▶ _WHAT TO WORK ON_
Locate each line of the material that contains "JSON", then return it.

▶ _DATA TO PROCESS_
- - -
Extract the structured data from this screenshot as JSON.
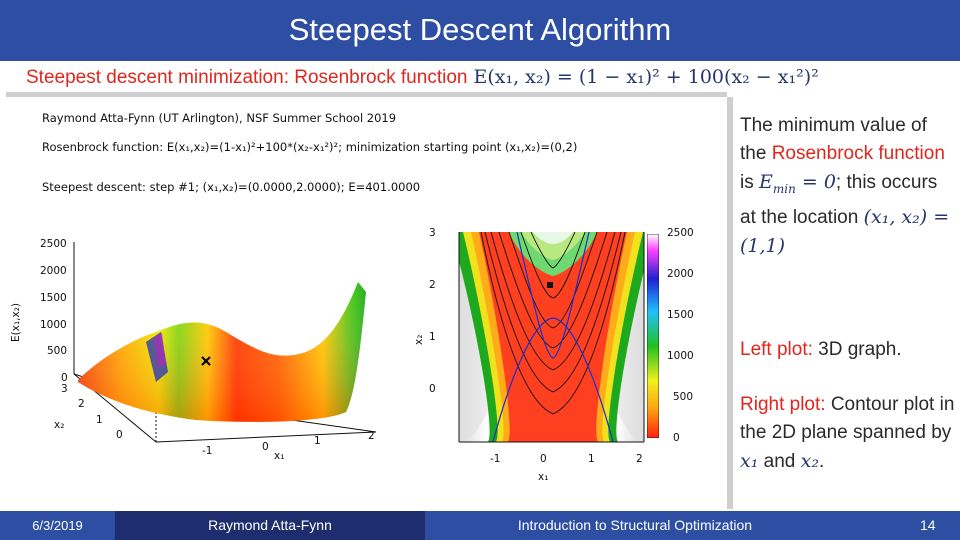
{
  "slide": {
    "title": "Steepest Descent Algorithm",
    "subtitle_text": "Steepest descent minimization: Rosenbrock function",
    "subtitle_equation": "E(x₁, x₂) = (1 − x₁)² + 100(x₂ − x₁²)²"
  },
  "figure": {
    "header_line1": "Raymond Atta-Fynn (UT Arlington), NSF Summer School 2019",
    "header_line2": "Rosenbrock function: E(x₁,x₂)=(1-x₁)²+100*(x₂-x₁²)²; minimization starting point (x₁,x₂)=(0,2)",
    "header_line3": "Steepest descent: step #1;  (x₁,x₂)=(0.0000,2.0000);  E=401.0000",
    "plot3d": {
      "zlabel": "E(x₁,x₂)",
      "xlabel": "x₁",
      "ylabel": "x₂",
      "z_ticks": [
        "2500",
        "2000",
        "1500",
        "1000",
        "500",
        "0"
      ],
      "x_ticks": [
        "-1",
        "0",
        "1",
        "2"
      ],
      "y_ticks": [
        "3",
        "2",
        "1",
        "0"
      ]
    },
    "contour": {
      "xlabel": "x₁",
      "ylabel": "x₂",
      "x_ticks": [
        "-1",
        "0",
        "1",
        "2"
      ],
      "y_ticks": [
        "3",
        "2",
        "1",
        "0"
      ],
      "colorbar_ticks": [
        "2500",
        "2000",
        "1500",
        "1000",
        "500",
        "0"
      ]
    },
    "marker_point": {
      "x1": 0,
      "x2": 2
    }
  },
  "sidebar": {
    "p1_a": "The minimum value of the ",
    "p1_red": "Rosenbrock function",
    "p1_b": " is ",
    "p1_math1": "E",
    "p1_math1_sub": "min",
    "p1_math1_rest": " = 0",
    "p1_c": ";  this occurs at the location ",
    "p1_math2": "(x₁, x₂) = (1,1)",
    "p2_red": "Left plot:",
    "p2_rest": " 3D graph.",
    "p3_red": "Right plot:",
    "p3_rest": " Contour plot in the 2D plane spanned by ",
    "p3_math_a": "x₁",
    "p3_and": " and ",
    "p3_math_b": "x₂",
    "p3_end": "."
  },
  "footer": {
    "date": "6/3/2019",
    "author": "Raymond Atta-Fynn",
    "course": "Introduction to Structural Optimization",
    "page": "14"
  },
  "colors": {
    "title_bar": "#2d4ea3",
    "accent_red": "#e0261d",
    "math_blue": "#26366b"
  }
}
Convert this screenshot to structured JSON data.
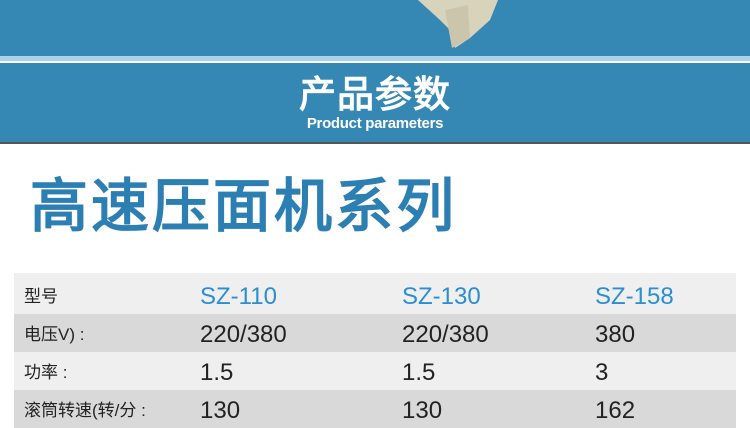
{
  "header": {
    "title_cn": "产品参数",
    "title_en": "Product parameters"
  },
  "section_title": "高速压面机系列",
  "table": {
    "rows": [
      {
        "label": "型号",
        "values": [
          "SZ-110",
          "SZ-130",
          "SZ-158"
        ]
      },
      {
        "label": "电压V) :",
        "values": [
          "220/380",
          "220/380",
          "380"
        ]
      },
      {
        "label": "功率 :",
        "values": [
          "1.5",
          "1.5",
          "3"
        ]
      },
      {
        "label": "滚筒转速(转/分 :",
        "values": [
          "130",
          "130",
          "162"
        ]
      }
    ]
  },
  "colors": {
    "band": "#3688b4",
    "title": "#2c7fb3",
    "model": "#2a8ed0"
  }
}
- - -
▶ _TASK RESPONSE_
Extract the structured data from this screenshot as JSON.
Convert this screenshot to structured JSON data.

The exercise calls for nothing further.